▶ WHAT THE TASK ASKS
Copy out the lines below unchanged, starting at the line that contains "app-shell: Byggappen Dashboard" and ending with the line that contains "sidebar-item-upload-photo[interactable]: Upload Photo", both included.

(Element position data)

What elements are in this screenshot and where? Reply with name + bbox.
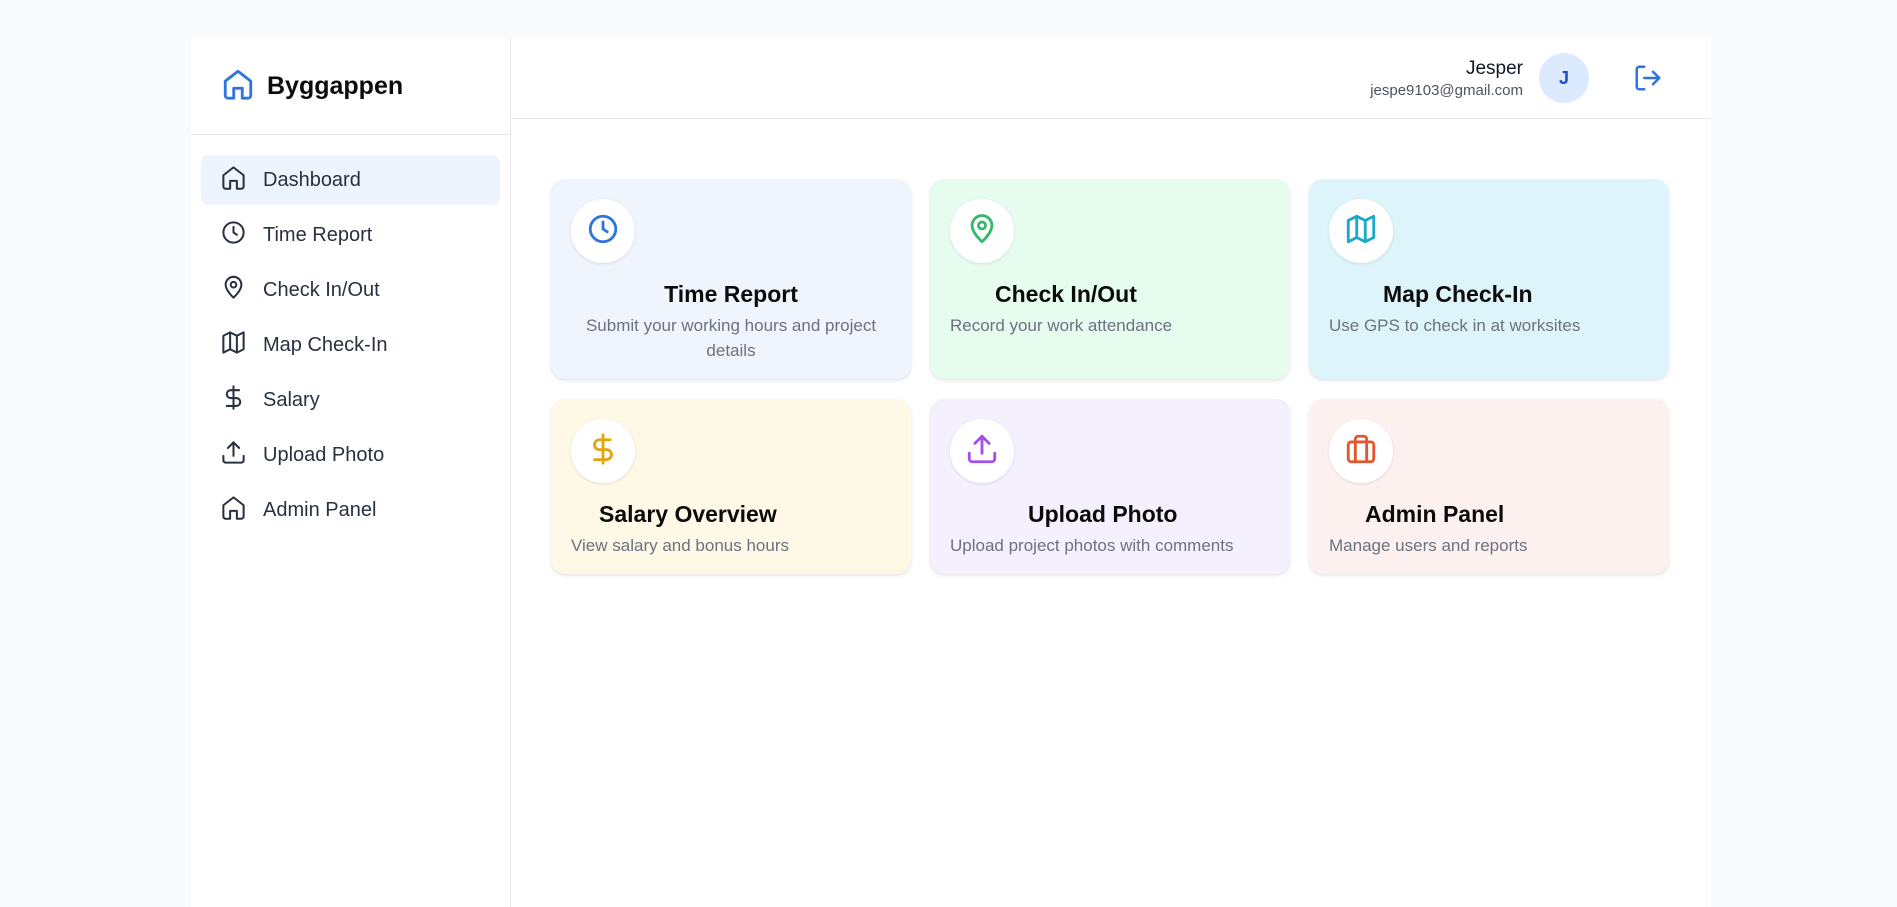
app-shell: Byggappen Dashboard Time Report Check In… [191,38,1711,907]
sidebar-item-check-in-out[interactable]: Check In/Out [201,265,500,315]
user-email: jespe9103@gmail.com [1370,82,1523,99]
card-description: Use GPS to check in at worksites [1329,316,1581,335]
card-description: Manage users and reports [1329,536,1528,555]
card-description: Record your work attendance [950,316,1173,335]
logout-icon [1633,65,1663,97]
dashboard-cards: Time Report Submit your working hours an… [551,179,1711,574]
card-title: Map Check-In [1383,281,1533,307]
card-description: View salary and bonus hours [571,536,789,555]
dollar-icon [220,384,247,417]
sidebar: Byggappen Dashboard Time Report Check In… [191,38,511,907]
card-time-report[interactable]: Time Report Submit your working hours an… [551,179,911,379]
card-title: Upload Photo [1028,501,1178,527]
map-pin-icon [220,274,247,307]
sidebar-item-label: Check In/Out [263,278,380,301]
sidebar-nav: Dashboard Time Report Check In/Out Map C… [191,135,510,555]
home-icon [220,494,247,527]
home-icon [220,164,247,197]
sidebar-item-time-report[interactable]: Time Report [201,210,500,260]
card-icon-circle [571,199,635,263]
topbar: Jesper jespe9103@gmail.com J [511,38,1711,119]
card-map-check-in[interactable]: Map Check-In Use GPS to check in at work… [1309,179,1669,379]
home-icon [221,67,255,106]
sidebar-item-upload-photo[interactable]: Upload Photo [201,430,500,480]
card-admin-panel[interactable]: Admin Panel Manage users and reports [1309,399,1669,574]
sidebar-item-label: Map Check-In [263,333,388,356]
card-upload-photo[interactable]: Upload Photo Upload project photos with … [930,399,1290,574]
card-description: Submit your working hours and project de… [585,316,877,360]
card-icon-circle [950,419,1014,483]
clock-icon [586,212,620,251]
user-name: Jesper [1465,58,1523,79]
map-icon [1344,212,1378,251]
card-icon-circle [1329,199,1393,263]
card-title: Time Report [664,281,798,307]
upload-icon [220,439,247,472]
sidebar-item-label: Dashboard [263,168,361,191]
card-icon-circle [950,199,1014,263]
card-icon-circle [571,419,635,483]
briefcase-icon [1344,432,1378,471]
sidebar-item-label: Salary [263,388,320,411]
map-pin-icon [965,212,999,251]
sidebar-item-admin-panel[interactable]: Admin Panel [201,485,500,535]
card-title: Admin Panel [1365,501,1505,527]
brand-name: Byggappen [267,71,404,100]
logout-button[interactable] [1633,63,1663,93]
sidebar-item-label: Admin Panel [263,498,377,521]
card-title: Check In/Out [995,281,1137,307]
upload-icon [965,432,999,471]
brand[interactable]: Byggappen [191,38,510,135]
card-salary-overview[interactable]: Salary Overview View salary and bonus ho… [551,399,911,574]
avatar[interactable]: J [1539,53,1589,103]
sidebar-item-salary[interactable]: Salary [201,375,500,425]
sidebar-item-map-check-in[interactable]: Map Check-In [201,320,500,370]
card-check-in-out[interactable]: Check In/Out Record your work attendance [930,179,1290,379]
main-content: Jesper jespe9103@gmail.com J Time Report… [511,38,1711,907]
sidebar-item-label: Upload Photo [263,443,385,466]
dollar-icon [586,432,620,471]
user-info: Jesper jespe9103@gmail.com [1370,56,1523,100]
card-description: Upload project photos with comments [950,536,1234,555]
card-title: Salary Overview [599,501,777,527]
clock-icon [220,219,247,252]
sidebar-item-dashboard[interactable]: Dashboard [201,155,500,205]
card-icon-circle [1329,419,1393,483]
sidebar-item-label: Time Report [263,223,373,246]
map-icon [220,329,247,362]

▶ EXERCISE RESULT
app-shell: Byggappen Dashboard Time Report Check In… [191,38,1711,907]
sidebar-item-check-in-out[interactable]: Check In/Out [201,265,500,315]
user-email: jespe9103@gmail.com [1370,82,1523,99]
card-description: Use GPS to check in at worksites [1329,316,1581,335]
card-description: Manage users and reports [1329,536,1528,555]
card-description: Record your work attendance [950,316,1173,335]
logout-icon [1633,65,1663,97]
dashboard-cards: Time Report Submit your working hours an… [551,179,1711,574]
card-title: Map Check-In [1383,281,1533,307]
card-description: View salary and bonus hours [571,536,789,555]
dollar-icon [220,384,247,417]
sidebar: Byggappen Dashboard Time Report Check In… [191,38,511,907]
card-time-report[interactable]: Time Report Submit your working hours an… [551,179,911,379]
card-title: Upload Photo [1028,501,1178,527]
map-pin-icon [220,274,247,307]
sidebar-item-label: Check In/Out [263,278,380,301]
sidebar-nav: Dashboard Time Report Check In/Out Map C… [191,135,510,555]
home-icon [220,494,247,527]
home-icon [220,164,247,197]
sidebar-item-time-report[interactable]: Time Report [201,210,500,260]
card-icon-circle [571,199,635,263]
topbar: Jesper jespe9103@gmail.com J [511,38,1711,119]
card-map-check-in[interactable]: Map Check-In Use GPS to check in at work… [1309,179,1669,379]
home-icon [221,67,255,106]
sidebar-item-upload-photo[interactable]: Upload Photo [201,430,500,480]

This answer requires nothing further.